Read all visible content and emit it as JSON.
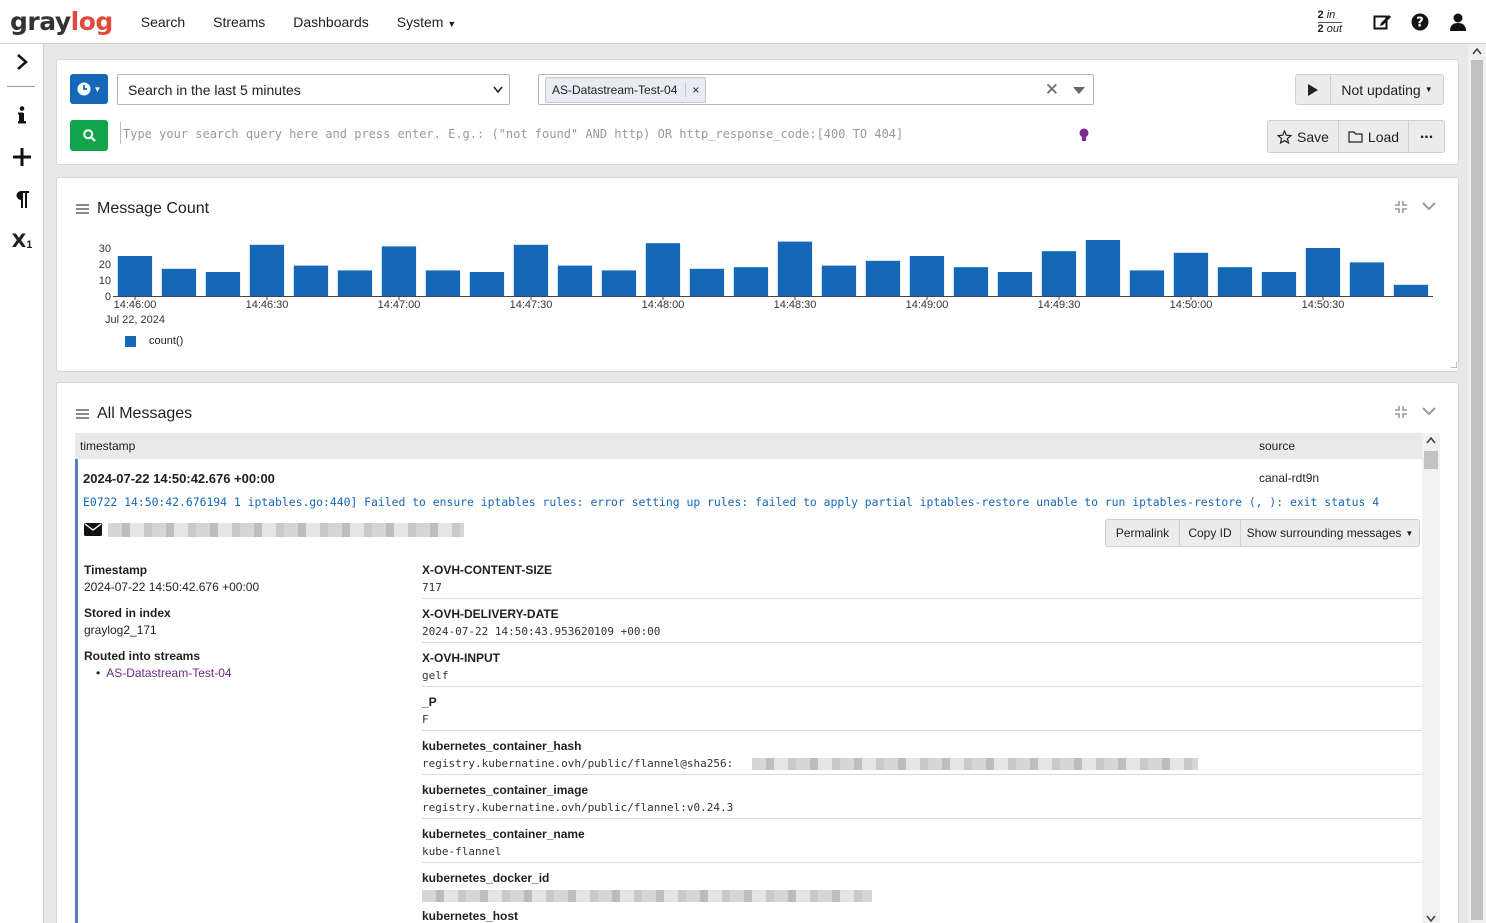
{
  "brand": {
    "part1": "gray",
    "part2": "log"
  },
  "nav": {
    "search": "Search",
    "streams": "Streams",
    "dashboards": "Dashboards",
    "system": "System"
  },
  "throughput": {
    "in_count": "2",
    "in_label": "in",
    "out_count": "2",
    "out_label": "out"
  },
  "sidebar": {
    "x_sub": "1"
  },
  "search": {
    "timerange": "Search in the last 5 minutes",
    "stream_chip": "AS-Datastream-Test-04",
    "query_placeholder": "Type your search query here and press enter. E.g.: (\"not found\" AND http) OR http_response_code:[400 TO 404]",
    "refresh_label": "Not updating",
    "save_label": "Save",
    "load_label": "Load"
  },
  "message_count": {
    "title": "Message Count",
    "legend_label": "count()"
  },
  "chart_data": {
    "type": "bar",
    "title": "Message Count",
    "xlabel": "",
    "ylabel": "",
    "ylim": [
      0,
      35
    ],
    "yticks": [
      0,
      10,
      20,
      30
    ],
    "xtick_labels": [
      "14:46:00",
      "14:46:30",
      "14:47:00",
      "14:47:30",
      "14:48:00",
      "14:48:30",
      "14:49:00",
      "14:49:30",
      "14:50:00",
      "14:50:30"
    ],
    "xtick_sublabel": "Jul 22, 2024",
    "series": [
      {
        "name": "count()",
        "color": "#1568b8",
        "values": [
          25,
          17,
          15,
          32,
          19,
          16,
          31,
          16,
          15,
          32,
          19,
          16,
          33,
          17,
          18,
          34,
          19,
          22,
          25,
          18,
          15,
          28,
          35,
          16,
          27,
          18,
          15,
          30,
          21,
          7
        ]
      }
    ]
  },
  "all_messages": {
    "title": "All Messages",
    "col_timestamp": "timestamp",
    "col_source": "source",
    "message": {
      "timestamp": "2024-07-22 14:50:42.676 +00:00",
      "source": "canal-rdt9n",
      "text": "E0722 14:50:42.676194 1 iptables.go:440] Failed to ensure iptables rules: error setting up rules: failed to apply partial iptables-restore unable to run iptables-restore (, ): exit status 4",
      "actions": {
        "permalink": "Permalink",
        "copy_id": "Copy ID",
        "surrounding": "Show surrounding messages"
      },
      "meta": {
        "timestamp_label": "Timestamp",
        "timestamp_value": "2024-07-22 14:50:42.676 +00:00",
        "index_label": "Stored in index",
        "index_value": "graylog2_171",
        "streams_label": "Routed into streams",
        "stream_value": "AS-Datastream-Test-04"
      },
      "fields": [
        {
          "name": "X-OVH-CONTENT-SIZE",
          "value": "717"
        },
        {
          "name": "X-OVH-DELIVERY-DATE",
          "value": "2024-07-22 14:50:43.953620109 +00:00"
        },
        {
          "name": "X-OVH-INPUT",
          "value": "gelf"
        },
        {
          "name": "_P",
          "value": "F"
        },
        {
          "name": "kubernetes_container_hash",
          "value": "registry.kubernatine.ovh/public/flannel@sha256:"
        },
        {
          "name": "kubernetes_container_image",
          "value": "registry.kubernatine.ovh/public/flannel:v0.24.3"
        },
        {
          "name": "kubernetes_container_name",
          "value": "kube-flannel"
        },
        {
          "name": "kubernetes_docker_id",
          "value": ""
        },
        {
          "name": "kubernetes_host",
          "value": ""
        }
      ]
    }
  }
}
|---|
# Work to be completed
Reproduce every line of the material precisely, omitting its pictures.

# Response to the exercise
Read all visible content and emit it as JSON.
{
  "brand": {
    "part1": "gray",
    "part2": "log"
  },
  "nav": {
    "search": "Search",
    "streams": "Streams",
    "dashboards": "Dashboards",
    "system": "System"
  },
  "throughput": {
    "in_count": "2",
    "in_label": "in",
    "out_count": "2",
    "out_label": "out"
  },
  "sidebar": {
    "x_sub": "1"
  },
  "search": {
    "timerange": "Search in the last 5 minutes",
    "stream_chip": "AS-Datastream-Test-04",
    "query_placeholder": "Type your search query here and press enter. E.g.: (\"not found\" AND http) OR http_response_code:[400 TO 404]",
    "refresh_label": "Not updating",
    "save_label": "Save",
    "load_label": "Load"
  },
  "message_count": {
    "title": "Message Count",
    "legend_label": "count()"
  },
  "chart_data": {
    "type": "bar",
    "title": "Message Count",
    "xlabel": "",
    "ylabel": "",
    "ylim": [
      0,
      35
    ],
    "yticks": [
      0,
      10,
      20,
      30
    ],
    "xtick_labels": [
      "14:46:00",
      "14:46:30",
      "14:47:00",
      "14:47:30",
      "14:48:00",
      "14:48:30",
      "14:49:00",
      "14:49:30",
      "14:50:00",
      "14:50:30"
    ],
    "xtick_sublabel": "Jul 22, 2024",
    "series": [
      {
        "name": "count()",
        "color": "#1568b8",
        "values": [
          25,
          17,
          15,
          32,
          19,
          16,
          31,
          16,
          15,
          32,
          19,
          16,
          33,
          17,
          18,
          34,
          19,
          22,
          25,
          18,
          15,
          28,
          35,
          16,
          27,
          18,
          15,
          30,
          21,
          7
        ]
      }
    ]
  },
  "all_messages": {
    "title": "All Messages",
    "col_timestamp": "timestamp",
    "col_source": "source",
    "message": {
      "timestamp": "2024-07-22 14:50:42.676 +00:00",
      "source": "canal-rdt9n",
      "text": "E0722 14:50:42.676194 1 iptables.go:440] Failed to ensure iptables rules: error setting up rules: failed to apply partial iptables-restore unable to run iptables-restore (, ): exit status 4",
      "actions": {
        "permalink": "Permalink",
        "copy_id": "Copy ID",
        "surrounding": "Show surrounding messages"
      },
      "meta": {
        "timestamp_label": "Timestamp",
        "timestamp_value": "2024-07-22 14:50:42.676 +00:00",
        "index_label": "Stored in index",
        "index_value": "graylog2_171",
        "streams_label": "Routed into streams",
        "stream_value": "AS-Datastream-Test-04"
      },
      "fields": [
        {
          "name": "X-OVH-CONTENT-SIZE",
          "value": "717"
        },
        {
          "name": "X-OVH-DELIVERY-DATE",
          "value": "2024-07-22 14:50:43.953620109 +00:00"
        },
        {
          "name": "X-OVH-INPUT",
          "value": "gelf"
        },
        {
          "name": "_P",
          "value": "F"
        },
        {
          "name": "kubernetes_container_hash",
          "value": "registry.kubernatine.ovh/public/flannel@sha256:"
        },
        {
          "name": "kubernetes_container_image",
          "value": "registry.kubernatine.ovh/public/flannel:v0.24.3"
        },
        {
          "name": "kubernetes_container_name",
          "value": "kube-flannel"
        },
        {
          "name": "kubernetes_docker_id",
          "value": ""
        },
        {
          "name": "kubernetes_host",
          "value": ""
        }
      ]
    }
  }
}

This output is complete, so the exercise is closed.